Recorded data
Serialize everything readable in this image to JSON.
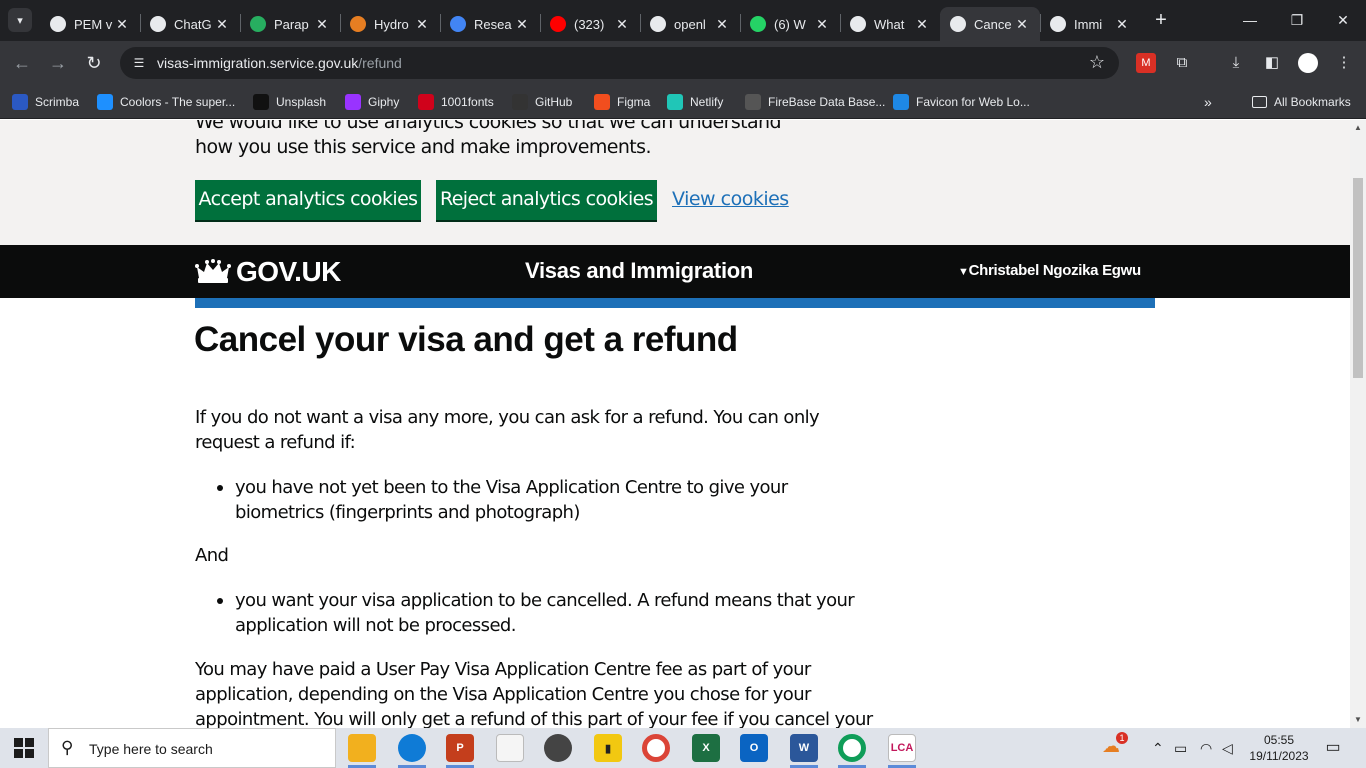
{
  "browser": {
    "tabs": [
      {
        "label": "PEM v",
        "icon": "github-icon",
        "color": "#e8eaed"
      },
      {
        "label": "ChatG",
        "icon": "chatgpt-icon",
        "color": "#e8eaed"
      },
      {
        "label": "Parap",
        "icon": "paraphrase-icon",
        "color": "#27ae60"
      },
      {
        "label": "Hydro",
        "icon": "hydro-icon",
        "color": "#e67e22"
      },
      {
        "label": "Resea",
        "icon": "bookmark-icon",
        "color": "#4285f4"
      },
      {
        "label": "(323)",
        "icon": "youtube-icon",
        "color": "#ff0000"
      },
      {
        "label": "openl",
        "icon": "wordpress-icon",
        "color": "#e8eaed"
      },
      {
        "label": "(6) W",
        "icon": "whatsapp-icon",
        "color": "#25d366"
      },
      {
        "label": "What",
        "icon": "crown-icon",
        "color": "#e8eaed"
      },
      {
        "label": "Cance",
        "icon": "crown-icon",
        "color": "#e8eaed",
        "active": true
      },
      {
        "label": "Immi",
        "icon": "crown-icon",
        "color": "#e8eaed"
      }
    ],
    "url_host": "visas-immigration.service.gov.uk",
    "url_path": "/refund",
    "bookmarks": [
      {
        "label": "Scrimba",
        "icon": "scrimba-icon",
        "color": "#2b59c3"
      },
      {
        "label": "Coolors - The super...",
        "icon": "coolors-icon",
        "color": "#1e90ff"
      },
      {
        "label": "Unsplash",
        "icon": "unsplash-icon",
        "color": "#111111"
      },
      {
        "label": "Giphy",
        "icon": "giphy-icon",
        "color": "#9933ff"
      },
      {
        "label": "1001fonts",
        "icon": "fonts-icon",
        "color": "#d0021b"
      },
      {
        "label": "GitHub",
        "icon": "github-icon",
        "color": "#333333"
      },
      {
        "label": "Figma",
        "icon": "figma-icon",
        "color": "#f24e1e"
      },
      {
        "label": "Netlify",
        "icon": "netlify-icon",
        "color": "#20c6b7"
      },
      {
        "label": "FireBase Data Base...",
        "icon": "globe-icon",
        "color": "#555555"
      },
      {
        "label": "Favicon for Web Lo...",
        "icon": "favicon-icon",
        "color": "#1e88e5"
      }
    ],
    "all_bookmarks": "All Bookmarks"
  },
  "cookies": {
    "text": "We would like to use analytics cookies so that we can understand how you use this service and make improvements.",
    "accept": "Accept analytics cookies",
    "reject": "Reject analytics cookies",
    "view": "View cookies",
    "btn_color": "#00703c"
  },
  "header": {
    "logo": "GOV.UK",
    "service": "Visas and Immigration",
    "user": "Christabel Ngozika Egwu",
    "bar_color": "#1d70b8"
  },
  "content": {
    "title": "Cancel your visa and get a refund",
    "p1": "If you do not want a visa any more, you can ask for a refund. You can only request a refund if:",
    "bullet1": "you have not yet been to the Visa Application Centre to give your biometrics (fingerprints and photograph)",
    "and": "And",
    "bullet2": "you want your visa application to be cancelled. A refund means that your application will not be processed.",
    "p2": "You may have paid a User Pay Visa Application Centre fee as part of your application, depending on the Visa Application Centre you chose for your appointment. You will only get a refund of this part of your fee if you cancel your application and claim a"
  },
  "taskbar": {
    "search": "Type here to search",
    "time": "05:55",
    "date": "19/11/2023",
    "weather_badge": "1"
  }
}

*What you have to do*.
All entries are to be retyped exactly. Omit any embedded images.

*Finished exercise*.
Serialize everything readable in this image to JSON.
{
  "browser": {
    "tabs": [
      {
        "label": "PEM v",
        "icon": "github-icon",
        "color": "#e8eaed"
      },
      {
        "label": "ChatG",
        "icon": "chatgpt-icon",
        "color": "#e8eaed"
      },
      {
        "label": "Parap",
        "icon": "paraphrase-icon",
        "color": "#27ae60"
      },
      {
        "label": "Hydro",
        "icon": "hydro-icon",
        "color": "#e67e22"
      },
      {
        "label": "Resea",
        "icon": "bookmark-icon",
        "color": "#4285f4"
      },
      {
        "label": "(323)",
        "icon": "youtube-icon",
        "color": "#ff0000"
      },
      {
        "label": "openl",
        "icon": "wordpress-icon",
        "color": "#e8eaed"
      },
      {
        "label": "(6) W",
        "icon": "whatsapp-icon",
        "color": "#25d366"
      },
      {
        "label": "What",
        "icon": "crown-icon",
        "color": "#e8eaed"
      },
      {
        "label": "Cance",
        "icon": "crown-icon",
        "color": "#e8eaed",
        "active": true
      },
      {
        "label": "Immi",
        "icon": "crown-icon",
        "color": "#e8eaed"
      }
    ],
    "url_host": "visas-immigration.service.gov.uk",
    "url_path": "/refund",
    "bookmarks": [
      {
        "label": "Scrimba",
        "icon": "scrimba-icon",
        "color": "#2b59c3"
      },
      {
        "label": "Coolors - The super...",
        "icon": "coolors-icon",
        "color": "#1e90ff"
      },
      {
        "label": "Unsplash",
        "icon": "unsplash-icon",
        "color": "#111111"
      },
      {
        "label": "Giphy",
        "icon": "giphy-icon",
        "color": "#9933ff"
      },
      {
        "label": "1001fonts",
        "icon": "fonts-icon",
        "color": "#d0021b"
      },
      {
        "label": "GitHub",
        "icon": "github-icon",
        "color": "#333333"
      },
      {
        "label": "Figma",
        "icon": "figma-icon",
        "color": "#f24e1e"
      },
      {
        "label": "Netlify",
        "icon": "netlify-icon",
        "color": "#20c6b7"
      },
      {
        "label": "FireBase Data Base...",
        "icon": "globe-icon",
        "color": "#555555"
      },
      {
        "label": "Favicon for Web Lo...",
        "icon": "favicon-icon",
        "color": "#1e88e5"
      }
    ],
    "all_bookmarks": "All Bookmarks"
  },
  "cookies": {
    "text": "We would like to use analytics cookies so that we can understand how you use this service and make improvements.",
    "accept": "Accept analytics cookies",
    "reject": "Reject analytics cookies",
    "view": "View cookies",
    "btn_color": "#00703c"
  },
  "header": {
    "logo": "GOV.UK",
    "service": "Visas and Immigration",
    "user": "Christabel Ngozika Egwu",
    "bar_color": "#1d70b8"
  },
  "content": {
    "title": "Cancel your visa and get a refund",
    "p1": "If you do not want a visa any more, you can ask for a refund. You can only request a refund if:",
    "bullet1": "you have not yet been to the Visa Application Centre to give your biometrics (fingerprints and photograph)",
    "and": "And",
    "bullet2": "you want your visa application to be cancelled. A refund means that your application will not be processed.",
    "p2": "You may have paid a User Pay Visa Application Centre fee as part of your application, depending on the Visa Application Centre you chose for your appointment. You will only get a refund of this part of your fee if you cancel your application and claim a"
  },
  "taskbar": {
    "search": "Type here to search",
    "time": "05:55",
    "date": "19/11/2023",
    "weather_badge": "1"
  }
}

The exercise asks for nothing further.